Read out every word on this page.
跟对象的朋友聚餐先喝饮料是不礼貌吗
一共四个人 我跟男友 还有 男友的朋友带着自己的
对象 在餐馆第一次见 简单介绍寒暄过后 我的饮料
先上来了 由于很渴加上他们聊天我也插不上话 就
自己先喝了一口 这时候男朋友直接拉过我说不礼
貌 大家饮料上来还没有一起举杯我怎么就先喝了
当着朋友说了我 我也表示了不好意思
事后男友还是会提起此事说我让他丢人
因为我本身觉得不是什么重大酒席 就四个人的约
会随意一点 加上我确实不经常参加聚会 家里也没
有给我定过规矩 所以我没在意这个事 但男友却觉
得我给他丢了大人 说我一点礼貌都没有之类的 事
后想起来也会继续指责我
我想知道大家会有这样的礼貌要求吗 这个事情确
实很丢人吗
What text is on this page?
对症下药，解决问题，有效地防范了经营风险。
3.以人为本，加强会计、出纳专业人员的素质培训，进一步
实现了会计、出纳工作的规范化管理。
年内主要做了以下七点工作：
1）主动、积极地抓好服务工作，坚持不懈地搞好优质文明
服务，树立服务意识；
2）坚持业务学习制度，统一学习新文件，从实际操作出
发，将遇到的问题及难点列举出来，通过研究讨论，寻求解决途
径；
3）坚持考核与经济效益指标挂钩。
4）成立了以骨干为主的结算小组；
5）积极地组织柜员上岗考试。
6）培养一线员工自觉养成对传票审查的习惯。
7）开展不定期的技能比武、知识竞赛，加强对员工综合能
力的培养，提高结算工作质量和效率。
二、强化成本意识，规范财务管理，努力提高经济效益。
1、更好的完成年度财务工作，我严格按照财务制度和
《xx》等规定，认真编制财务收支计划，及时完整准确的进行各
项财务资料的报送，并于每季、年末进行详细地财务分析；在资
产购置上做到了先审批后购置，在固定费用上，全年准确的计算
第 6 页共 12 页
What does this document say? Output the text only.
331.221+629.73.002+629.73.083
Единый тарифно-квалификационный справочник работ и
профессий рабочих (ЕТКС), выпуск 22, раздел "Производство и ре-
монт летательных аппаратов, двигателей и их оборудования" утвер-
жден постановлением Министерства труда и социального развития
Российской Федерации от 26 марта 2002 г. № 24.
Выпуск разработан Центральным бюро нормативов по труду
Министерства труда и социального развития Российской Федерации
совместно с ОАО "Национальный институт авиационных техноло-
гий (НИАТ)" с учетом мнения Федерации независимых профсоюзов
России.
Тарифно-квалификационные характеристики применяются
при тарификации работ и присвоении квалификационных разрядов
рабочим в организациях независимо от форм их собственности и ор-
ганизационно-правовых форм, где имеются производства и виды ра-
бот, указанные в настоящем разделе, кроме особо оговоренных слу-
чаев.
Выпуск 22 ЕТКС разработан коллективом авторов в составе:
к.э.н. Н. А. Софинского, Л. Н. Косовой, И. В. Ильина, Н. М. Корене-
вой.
────────────────
> **Given problem**:
In the listing above, how many lines hold the word "Российской"? Give the number and nothing more.

> **Worked solution**:
2